__Work required__.
Copy every line with the string "土地的基本功能包括" in it.
━━━━━ Supplied records
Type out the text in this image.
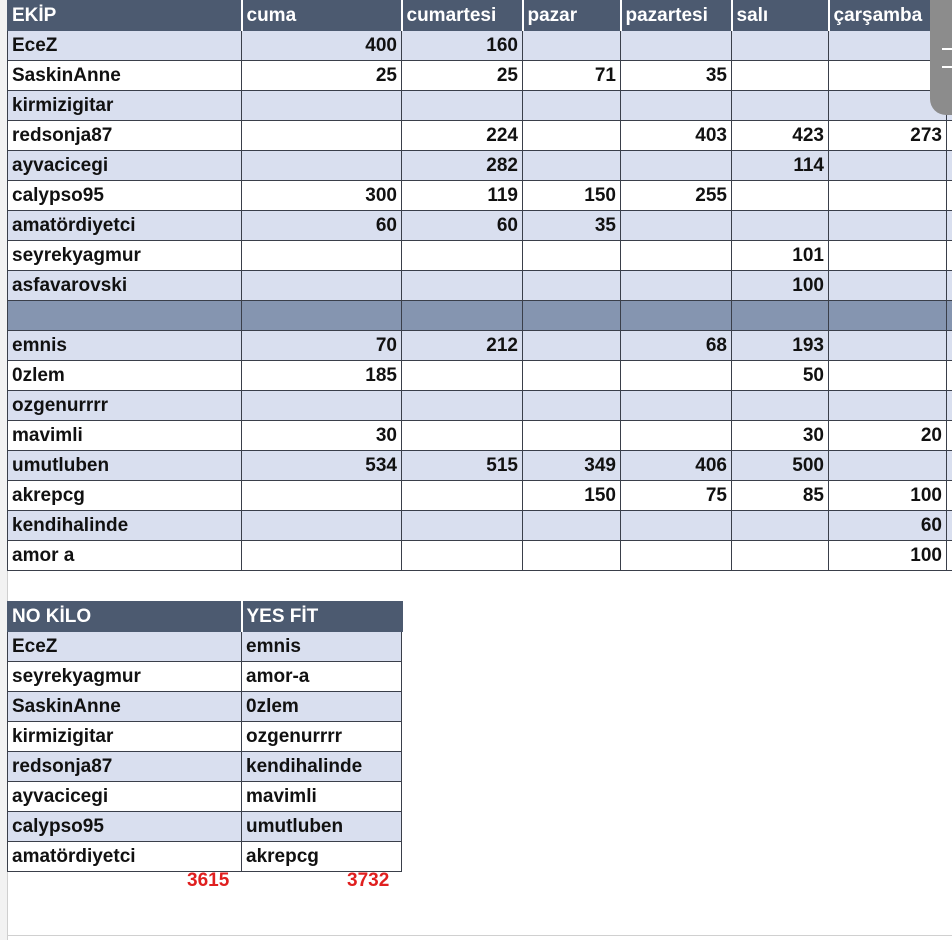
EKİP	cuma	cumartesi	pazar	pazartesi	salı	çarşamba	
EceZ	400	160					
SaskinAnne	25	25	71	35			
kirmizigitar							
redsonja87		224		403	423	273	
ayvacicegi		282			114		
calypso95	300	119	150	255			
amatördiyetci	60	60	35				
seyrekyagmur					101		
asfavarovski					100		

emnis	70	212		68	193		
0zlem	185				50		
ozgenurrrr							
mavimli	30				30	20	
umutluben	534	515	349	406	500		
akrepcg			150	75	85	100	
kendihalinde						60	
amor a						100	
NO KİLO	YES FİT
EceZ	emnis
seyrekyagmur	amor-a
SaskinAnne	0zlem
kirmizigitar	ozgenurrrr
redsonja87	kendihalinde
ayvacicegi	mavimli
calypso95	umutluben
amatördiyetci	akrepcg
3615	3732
━━━━━━━━━━
━━━━━ Supplied records
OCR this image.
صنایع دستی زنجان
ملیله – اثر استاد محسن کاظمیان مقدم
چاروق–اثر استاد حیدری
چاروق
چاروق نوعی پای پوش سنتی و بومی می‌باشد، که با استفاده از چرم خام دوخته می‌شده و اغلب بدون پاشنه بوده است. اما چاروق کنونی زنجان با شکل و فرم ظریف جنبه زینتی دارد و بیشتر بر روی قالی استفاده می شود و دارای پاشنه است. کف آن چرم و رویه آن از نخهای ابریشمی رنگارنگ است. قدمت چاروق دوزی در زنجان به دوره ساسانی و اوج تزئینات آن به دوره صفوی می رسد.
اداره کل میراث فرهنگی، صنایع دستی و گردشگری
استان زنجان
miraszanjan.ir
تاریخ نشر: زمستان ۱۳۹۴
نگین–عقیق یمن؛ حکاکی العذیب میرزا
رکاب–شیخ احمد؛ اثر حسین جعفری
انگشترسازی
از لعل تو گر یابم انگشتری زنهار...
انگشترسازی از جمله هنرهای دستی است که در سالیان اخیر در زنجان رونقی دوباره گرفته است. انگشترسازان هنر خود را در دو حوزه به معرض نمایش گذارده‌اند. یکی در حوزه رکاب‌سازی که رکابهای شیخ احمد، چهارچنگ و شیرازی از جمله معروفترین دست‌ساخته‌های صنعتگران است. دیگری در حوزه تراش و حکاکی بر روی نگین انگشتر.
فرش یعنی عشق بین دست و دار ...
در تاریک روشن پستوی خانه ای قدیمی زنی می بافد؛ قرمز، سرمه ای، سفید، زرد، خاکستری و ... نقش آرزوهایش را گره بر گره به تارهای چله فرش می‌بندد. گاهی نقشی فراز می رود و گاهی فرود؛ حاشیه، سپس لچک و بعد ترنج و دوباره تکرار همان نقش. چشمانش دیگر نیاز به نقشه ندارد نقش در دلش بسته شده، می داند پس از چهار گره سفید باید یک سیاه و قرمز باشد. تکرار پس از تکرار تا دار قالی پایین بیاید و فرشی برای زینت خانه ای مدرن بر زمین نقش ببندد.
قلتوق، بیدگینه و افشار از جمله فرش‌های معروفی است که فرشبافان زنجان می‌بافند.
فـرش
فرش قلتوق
━━━━━━━━━━
━━━━━ Supplied records
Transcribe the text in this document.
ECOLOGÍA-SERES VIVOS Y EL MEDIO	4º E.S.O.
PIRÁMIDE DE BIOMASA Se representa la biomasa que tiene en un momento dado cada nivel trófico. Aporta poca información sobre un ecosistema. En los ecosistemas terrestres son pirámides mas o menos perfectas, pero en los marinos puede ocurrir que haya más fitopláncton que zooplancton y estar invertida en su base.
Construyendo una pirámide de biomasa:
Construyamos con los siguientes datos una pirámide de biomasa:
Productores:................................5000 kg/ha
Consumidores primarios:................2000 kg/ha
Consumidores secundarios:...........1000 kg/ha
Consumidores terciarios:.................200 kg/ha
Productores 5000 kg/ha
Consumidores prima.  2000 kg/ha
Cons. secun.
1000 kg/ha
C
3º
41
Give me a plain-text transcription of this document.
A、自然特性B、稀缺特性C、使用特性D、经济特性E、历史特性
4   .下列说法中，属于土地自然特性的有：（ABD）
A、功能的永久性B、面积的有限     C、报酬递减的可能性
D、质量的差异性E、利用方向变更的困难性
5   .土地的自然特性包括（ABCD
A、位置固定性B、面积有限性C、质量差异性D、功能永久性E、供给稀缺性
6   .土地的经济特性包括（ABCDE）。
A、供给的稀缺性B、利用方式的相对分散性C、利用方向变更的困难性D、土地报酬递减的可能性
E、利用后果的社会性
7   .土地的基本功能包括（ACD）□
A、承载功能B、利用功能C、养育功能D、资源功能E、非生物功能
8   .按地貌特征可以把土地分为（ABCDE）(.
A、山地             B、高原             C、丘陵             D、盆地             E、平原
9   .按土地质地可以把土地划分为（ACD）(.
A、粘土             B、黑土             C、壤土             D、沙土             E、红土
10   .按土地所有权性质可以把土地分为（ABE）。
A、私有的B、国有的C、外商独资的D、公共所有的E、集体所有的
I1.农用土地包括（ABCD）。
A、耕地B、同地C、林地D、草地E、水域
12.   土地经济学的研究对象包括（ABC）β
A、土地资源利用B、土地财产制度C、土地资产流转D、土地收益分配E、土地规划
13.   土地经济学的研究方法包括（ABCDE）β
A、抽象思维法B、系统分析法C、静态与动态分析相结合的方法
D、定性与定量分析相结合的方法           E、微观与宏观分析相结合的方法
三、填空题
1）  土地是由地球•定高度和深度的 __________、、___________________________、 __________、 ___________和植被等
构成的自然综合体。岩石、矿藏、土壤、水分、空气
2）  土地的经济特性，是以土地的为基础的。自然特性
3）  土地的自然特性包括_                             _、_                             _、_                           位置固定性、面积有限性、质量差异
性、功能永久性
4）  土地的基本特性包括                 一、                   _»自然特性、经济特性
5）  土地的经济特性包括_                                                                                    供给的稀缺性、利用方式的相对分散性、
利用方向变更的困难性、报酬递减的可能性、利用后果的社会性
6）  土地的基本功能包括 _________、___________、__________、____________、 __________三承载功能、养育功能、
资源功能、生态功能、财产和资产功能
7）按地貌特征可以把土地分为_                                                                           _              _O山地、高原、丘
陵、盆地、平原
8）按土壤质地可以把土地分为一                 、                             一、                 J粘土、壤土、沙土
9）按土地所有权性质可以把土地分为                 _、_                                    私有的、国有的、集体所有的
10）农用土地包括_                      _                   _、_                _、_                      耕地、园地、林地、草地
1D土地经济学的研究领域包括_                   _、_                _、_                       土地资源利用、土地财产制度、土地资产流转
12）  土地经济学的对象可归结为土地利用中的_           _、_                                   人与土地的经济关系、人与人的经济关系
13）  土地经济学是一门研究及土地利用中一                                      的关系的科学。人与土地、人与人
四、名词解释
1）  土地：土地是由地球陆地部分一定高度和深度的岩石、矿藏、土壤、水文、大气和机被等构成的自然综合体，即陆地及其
━━━━━━━━━━
__Response__.
7   .土地的基本功能包括（ACD）□
6）  土地的基本功能包括 _________、___________、__________、____________、 __________三承载功能、养育功能、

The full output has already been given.